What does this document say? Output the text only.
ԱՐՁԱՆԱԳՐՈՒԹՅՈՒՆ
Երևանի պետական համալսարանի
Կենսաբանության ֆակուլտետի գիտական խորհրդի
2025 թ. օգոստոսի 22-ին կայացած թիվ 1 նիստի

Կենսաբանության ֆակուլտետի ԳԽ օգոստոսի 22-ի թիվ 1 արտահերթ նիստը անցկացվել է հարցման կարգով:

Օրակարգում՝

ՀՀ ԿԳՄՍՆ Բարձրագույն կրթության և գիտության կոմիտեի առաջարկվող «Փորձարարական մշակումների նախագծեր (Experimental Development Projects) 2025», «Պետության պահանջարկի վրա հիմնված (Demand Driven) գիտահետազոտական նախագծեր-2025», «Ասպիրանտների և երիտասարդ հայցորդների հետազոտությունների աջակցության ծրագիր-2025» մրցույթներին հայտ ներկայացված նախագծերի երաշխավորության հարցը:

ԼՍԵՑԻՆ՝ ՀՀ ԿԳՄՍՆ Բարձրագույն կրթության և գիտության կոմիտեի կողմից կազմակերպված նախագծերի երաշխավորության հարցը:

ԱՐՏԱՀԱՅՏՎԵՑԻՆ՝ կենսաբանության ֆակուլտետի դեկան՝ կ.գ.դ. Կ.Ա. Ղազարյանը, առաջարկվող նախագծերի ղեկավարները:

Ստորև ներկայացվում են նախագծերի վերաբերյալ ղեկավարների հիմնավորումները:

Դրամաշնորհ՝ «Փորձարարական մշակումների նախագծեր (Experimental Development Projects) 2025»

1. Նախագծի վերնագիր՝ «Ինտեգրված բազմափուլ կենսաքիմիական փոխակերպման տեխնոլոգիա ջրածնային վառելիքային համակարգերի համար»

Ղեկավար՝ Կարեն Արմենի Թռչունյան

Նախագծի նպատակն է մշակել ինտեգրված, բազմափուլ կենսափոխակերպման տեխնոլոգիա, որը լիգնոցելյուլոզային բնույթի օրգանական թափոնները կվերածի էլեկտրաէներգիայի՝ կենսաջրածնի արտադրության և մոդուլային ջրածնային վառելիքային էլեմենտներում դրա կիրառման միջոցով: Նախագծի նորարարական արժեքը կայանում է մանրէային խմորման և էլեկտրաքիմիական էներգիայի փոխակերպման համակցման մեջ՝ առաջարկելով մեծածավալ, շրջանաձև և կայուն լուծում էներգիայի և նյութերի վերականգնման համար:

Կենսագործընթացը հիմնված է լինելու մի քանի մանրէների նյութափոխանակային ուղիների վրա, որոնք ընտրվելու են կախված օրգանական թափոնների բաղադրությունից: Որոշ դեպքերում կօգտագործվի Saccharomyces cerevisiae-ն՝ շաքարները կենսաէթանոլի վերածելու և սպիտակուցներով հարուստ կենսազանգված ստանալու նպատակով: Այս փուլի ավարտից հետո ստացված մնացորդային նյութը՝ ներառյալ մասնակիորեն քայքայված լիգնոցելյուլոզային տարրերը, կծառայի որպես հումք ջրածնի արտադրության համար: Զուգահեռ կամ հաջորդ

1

Written problem: From the listing above, extract all records word for word.

Exercise response:
What does this document say? Output the text only.
ԱՐՁԱՆԱԳՐՈՒԹՅՈՒՆ
Երևանի պետական համալսարանի
Կենսաբանության ֆակուլտետի գիտական խորհրդի
2025 թ. օգոստոսի 22-ին կայացած թիվ 1 նիստի

Կենսաբանության ֆակուլտետի ԳԽ օգոստոսի 22-ի թիվ 1 արտահերթ նիստը անցկացվել է հարցման կարգով:

Օրակարգում՝

ՀՀ ԿԳՄՍՆ Բարձրագույն կրթության և գիտության կոմիտեի առաջարկվող «Փորձարարական մշակումների նախագծեր (Experimental Development Projects) 2025», «Պետության պահանջարկի վրա հիմնված (Demand Driven) գիտահետազոտական նախագծեր-2025», «Ասպիրանտների և երիտասարդ հայցորդների հետազոտությունների աջակցության ծրագիր-2025» մրցույթներին հայտ ներկայացված նախագծերի երաշխավորության հարցը:

ԼՍԵՑԻՆ՝ ՀՀ ԿԳՄՍՆ Բարձրագույն կրթության և գիտության կոմիտեի կողմից կազմակերպված նախագծերի երաշխավորության հարցը:

ԱՐՏԱՀԱՅՏՎԵՑԻՆ՝ կենսաբանության ֆակուլտետի դեկան՝ կ.գ.դ. Կ.Ա. Ղազարյանը, առաջարկվող նախագծերի ղեկավարները:

Ստորև ներկայացվում են նախագծերի վերաբերյալ ղեկավարների հիմնավորումները:

Դրամաշնորհ՝ «Փորձարարական մշակումների նախագծեր (Experimental Development Projects) 2025»

1. Նախագծի վերնագիր՝ «Ինտեգրված բազմափուլ կենսաքիմիական փոխակերպման տեխնոլոգիա ջրածնային վառելիքային համակարգերի համար»

Ղեկավար՝ Կարեն Արմենի Թռչունյան

Նախագծի նպատակն է մշակել ինտեգրված, բազմափուլ կենսափոխակերպման տեխնոլոգիա, որը լիգնոցելյուլոզային բնույթի օրգանական թափոնները կվերածի էլեկտրաէներգիայի՝ կենսաջրածնի արտադրության և մոդուլային ջրածնային վառելիքային էլեմենտներում դրա կիրառման միջոցով: Նախագծի նորարարական արժեքը կայանում է մանրէային խմորման և էլեկտրաքիմիական էներգիայի փոխակերպման համակցման մեջ՝ առաջարկելով մեծածավալ, շրջանաձև և կայուն լուծում էներգիայի և նյութերի վերականգնման համար:

Կենսագործընթացը հիմնված է լինելու մի քանի մանրէների նյութափոխանակային ուղիների վրա, որոնք ընտրվելու են կախված օրգանական թափոնների բաղադրությունից: Որոշ դեպքերում կօգտագործվի Saccharomyces cerevisiae-ն՝ շաքարները կենսաէթանոլի վերածելու և սպիտակուցներով հարուստ կենսազանգված ստանալու նպատակով: Այս փուլի ավարտից հետո ստացված մնացորդային նյութը՝ ներառյալ մասնակիորեն քայքայված լիգնոցելյուլոզային տարրերը, կծառայի որպես հումք ջրածնի արտադրության համար: Զուգահեռ կամ հաջորդ

1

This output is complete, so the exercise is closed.